The problem: Retype the records below word for word and omit any image.

* start Data supplied *

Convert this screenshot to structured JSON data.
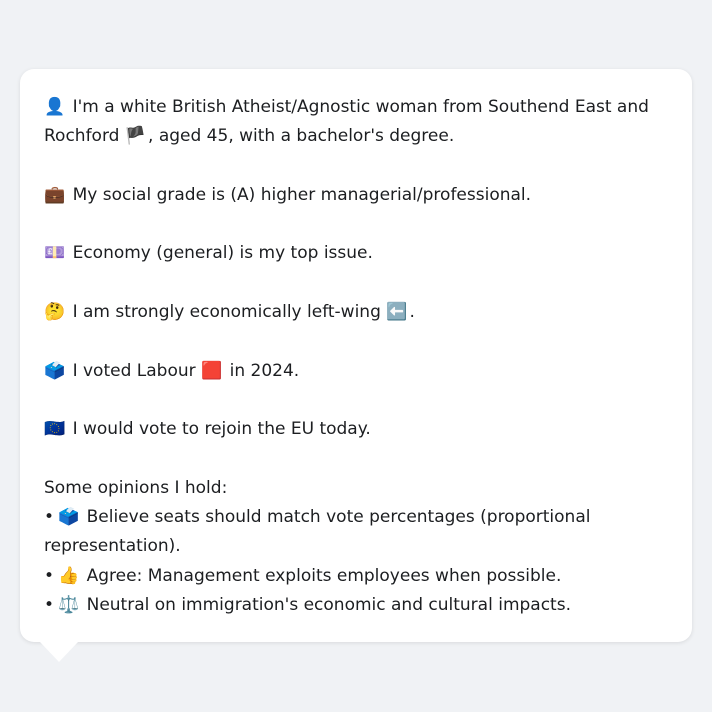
{
  "profile": {
    "identity": {
      "emoji": "👤",
      "text_a": "I'm a white British Atheist/Agnostic woman from Southend East and Rochford",
      "flag": "🏴",
      "text_b": ", aged 45, with a bachelor's degree."
    },
    "social_grade": {
      "emoji": "💼",
      "text": "My social grade is (A) higher managerial/professional."
    },
    "top_issue": {
      "emoji": "💷",
      "text": "Economy (general) is my top issue."
    },
    "economic_position": {
      "emoji": "🤔",
      "text_a": "I am strongly economically left-wing",
      "arrow": "⬅️",
      "text_b": "."
    },
    "vote_2024": {
      "emoji": "🗳️",
      "text_a": "I voted Labour",
      "party_icon": "🟥",
      "text_b": "in 2024."
    },
    "eu": {
      "emoji": "🇪🇺",
      "text": "I would vote to rejoin the EU today."
    }
  },
  "opinions": {
    "heading": "Some opinions I hold:",
    "bullet": "•",
    "items": [
      {
        "emoji": "🗳️",
        "text": "Believe seats should match vote percentages (proportional representation)."
      },
      {
        "emoji": "👍",
        "text": "Agree: Management exploits employees when possible."
      },
      {
        "emoji": "⚖️",
        "text": "Neutral on immigration's economic and cultural impacts."
      }
    ]
  }
}
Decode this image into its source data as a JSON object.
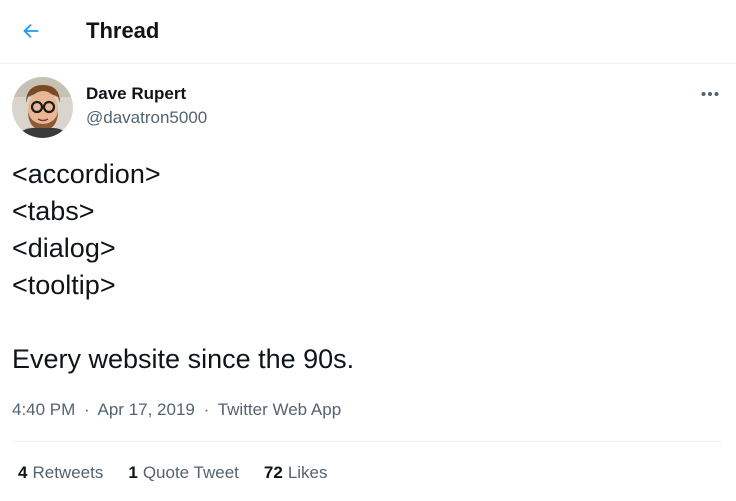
{
  "header": {
    "back_icon": "arrow-left-icon",
    "title": "Thread",
    "accent_color": "#1d9bf0"
  },
  "tweet": {
    "author": {
      "name": "Dave Rupert",
      "handle": "@davatron5000",
      "avatar_icon": "user-avatar"
    },
    "more_icon": "more-horizontal-icon",
    "lines": [
      "<accordion>",
      "<tabs>",
      "<dialog>",
      "<tooltip>",
      "",
      "Every website since the 90s."
    ],
    "time": "4:40 PM",
    "date": "Apr 17, 2019",
    "source": "Twitter Web App",
    "separator": "·",
    "stats": {
      "retweets_count": "4",
      "retweets_label": "Retweets",
      "quotes_count": "1",
      "quotes_label": "Quote Tweet",
      "likes_count": "72",
      "likes_label": "Likes"
    }
  }
}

* end Data supplied *

Exercise output:
Convert this screenshot to structured JSON data.
{
  "profile": {
    "identity": {
      "emoji": "👤",
      "text_a": "I'm a white British Atheist/Agnostic woman from Southend East and Rochford",
      "flag": "🏴",
      "text_b": ", aged 45, with a bachelor's degree."
    },
    "social_grade": {
      "emoji": "💼",
      "text": "My social grade is (A) higher managerial/professional."
    },
    "top_issue": {
      "emoji": "💷",
      "text": "Economy (general) is my top issue."
    },
    "economic_position": {
      "emoji": "🤔",
      "text_a": "I am strongly economically left-wing",
      "arrow": "⬅️",
      "text_b": "."
    },
    "vote_2024": {
      "emoji": "🗳️",
      "text_a": "I voted Labour",
      "party_icon": "🟥",
      "text_b": "in 2024."
    },
    "eu": {
      "emoji": "🇪🇺",
      "text": "I would vote to rejoin the EU today."
    }
  },
  "opinions": {
    "heading": "Some opinions I hold:",
    "bullet": "•",
    "items": [
      {
        "emoji": "🗳️",
        "text": "Believe seats should match vote percentages (proportional representation)."
      },
      {
        "emoji": "👍",
        "text": "Agree: Management exploits employees when possible."
      },
      {
        "emoji": "⚖️",
        "text": "Neutral on immigration's economic and cultural impacts."
      }
    ]
  }
}
Decode this image into its source data as a JSON object.
{
  "header": {
    "back_icon": "arrow-left-icon",
    "title": "Thread",
    "accent_color": "#1d9bf0"
  },
  "tweet": {
    "author": {
      "name": "Dave Rupert",
      "handle": "@davatron5000",
      "avatar_icon": "user-avatar"
    },
    "more_icon": "more-horizontal-icon",
    "lines": [
      "<accordion>",
      "<tabs>",
      "<dialog>",
      "<tooltip>",
      "",
      "Every website since the 90s."
    ],
    "time": "4:40 PM",
    "date": "Apr 17, 2019",
    "source": "Twitter Web App",
    "separator": "·",
    "stats": {
      "retweets_count": "4",
      "retweets_label": "Retweets",
      "quotes_count": "1",
      "quotes_label": "Quote Tweet",
      "likes_count": "72",
      "likes_label": "Likes"
    }
  }
}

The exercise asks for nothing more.